Written request
Repeat all the records exactly, omitting pictures.

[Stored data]
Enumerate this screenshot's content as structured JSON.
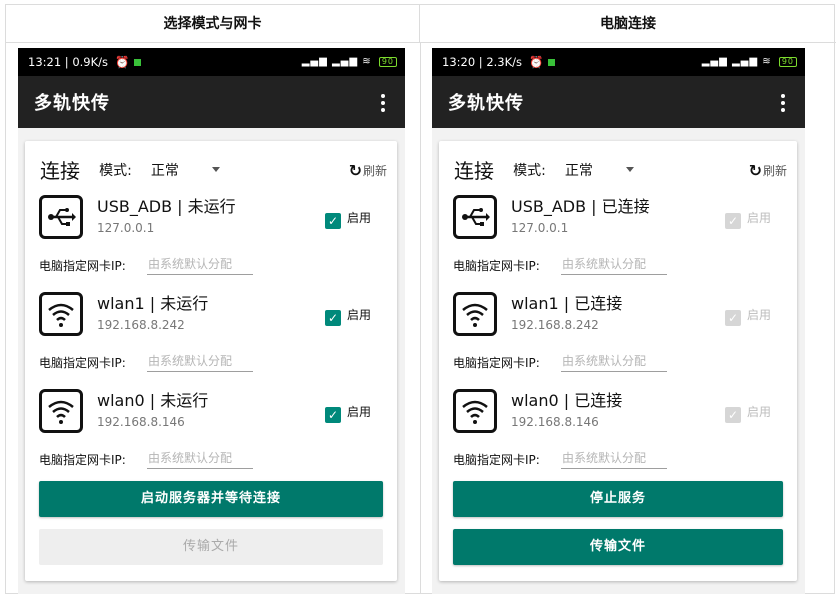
{
  "columns": {
    "left_header": "选择模式与网卡",
    "right_header": "电脑连接"
  },
  "colors": {
    "accent": "#00796b",
    "checkbox": "#00897b",
    "appbar": "#222222",
    "statusbar": "#000000"
  },
  "left": {
    "status": {
      "time_speed": "13:21 | 0.9K/s",
      "battery": "90"
    },
    "appbar": {
      "title": "多轨快传"
    },
    "card": {
      "title": "连接",
      "mode_label": "模式:",
      "mode_value": "正常",
      "refresh_label": "刷新",
      "ip_label": "电脑指定网卡IP:",
      "ip_placeholder": "由系统默认分配",
      "interfaces": [
        {
          "name": "USB_ADB | 未运行",
          "addr": "127.0.0.1",
          "enable_label": "启用",
          "icon": "usb-icon",
          "checked": true,
          "disabled": false
        },
        {
          "name": "wlan1 | 未运行",
          "addr": "192.168.8.242",
          "enable_label": "启用",
          "icon": "wifi-icon",
          "checked": true,
          "disabled": false
        },
        {
          "name": "wlan0 | 未运行",
          "addr": "192.168.8.146",
          "enable_label": "启用",
          "icon": "wifi-icon",
          "checked": true,
          "disabled": false
        }
      ],
      "primary_button": "启动服务器并等待连接",
      "secondary_button": "传输文件"
    }
  },
  "right": {
    "status": {
      "time_speed": "13:20 | 2.3K/s",
      "battery": "90"
    },
    "appbar": {
      "title": "多轨快传"
    },
    "card": {
      "title": "连接",
      "mode_label": "模式:",
      "mode_value": "正常",
      "refresh_label": "刷新",
      "ip_label": "电脑指定网卡IP:",
      "ip_placeholder": "由系统默认分配",
      "interfaces": [
        {
          "name": "USB_ADB | 已连接",
          "addr": "127.0.0.1",
          "enable_label": "启用",
          "icon": "usb-icon",
          "checked": true,
          "disabled": true
        },
        {
          "name": "wlan1 | 已连接",
          "addr": "192.168.8.242",
          "enable_label": "启用",
          "icon": "wifi-icon",
          "checked": true,
          "disabled": true
        },
        {
          "name": "wlan0 | 已连接",
          "addr": "192.168.8.146",
          "enable_label": "启用",
          "icon": "wifi-icon",
          "checked": true,
          "disabled": true
        }
      ],
      "primary_button": "停止服务",
      "secondary_button": "传输文件"
    }
  }
}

Finished task
Enumerate this screenshot's content as structured JSON.
{
  "columns": {
    "left_header": "选择模式与网卡",
    "right_header": "电脑连接"
  },
  "colors": {
    "accent": "#00796b",
    "checkbox": "#00897b",
    "appbar": "#222222",
    "statusbar": "#000000"
  },
  "left": {
    "status": {
      "time_speed": "13:21 | 0.9K/s",
      "battery": "90"
    },
    "appbar": {
      "title": "多轨快传"
    },
    "card": {
      "title": "连接",
      "mode_label": "模式:",
      "mode_value": "正常",
      "refresh_label": "刷新",
      "ip_label": "电脑指定网卡IP:",
      "ip_placeholder": "由系统默认分配",
      "interfaces": [
        {
          "name": "USB_ADB | 未运行",
          "addr": "127.0.0.1",
          "enable_label": "启用",
          "icon": "usb-icon",
          "checked": true,
          "disabled": false
        },
        {
          "name": "wlan1 | 未运行",
          "addr": "192.168.8.242",
          "enable_label": "启用",
          "icon": "wifi-icon",
          "checked": true,
          "disabled": false
        },
        {
          "name": "wlan0 | 未运行",
          "addr": "192.168.8.146",
          "enable_label": "启用",
          "icon": "wifi-icon",
          "checked": true,
          "disabled": false
        }
      ],
      "primary_button": "启动服务器并等待连接",
      "secondary_button": "传输文件"
    }
  },
  "right": {
    "status": {
      "time_speed": "13:20 | 2.3K/s",
      "battery": "90"
    },
    "appbar": {
      "title": "多轨快传"
    },
    "card": {
      "title": "连接",
      "mode_label": "模式:",
      "mode_value": "正常",
      "refresh_label": "刷新",
      "ip_label": "电脑指定网卡IP:",
      "ip_placeholder": "由系统默认分配",
      "interfaces": [
        {
          "name": "USB_ADB | 已连接",
          "addr": "127.0.0.1",
          "enable_label": "启用",
          "icon": "usb-icon",
          "checked": true,
          "disabled": true
        },
        {
          "name": "wlan1 | 已连接",
          "addr": "192.168.8.242",
          "enable_label": "启用",
          "icon": "wifi-icon",
          "checked": true,
          "disabled": true
        },
        {
          "name": "wlan0 | 已连接",
          "addr": "192.168.8.146",
          "enable_label": "启用",
          "icon": "wifi-icon",
          "checked": true,
          "disabled": true
        }
      ],
      "primary_button": "停止服务",
      "secondary_button": "传输文件"
    }
  }
}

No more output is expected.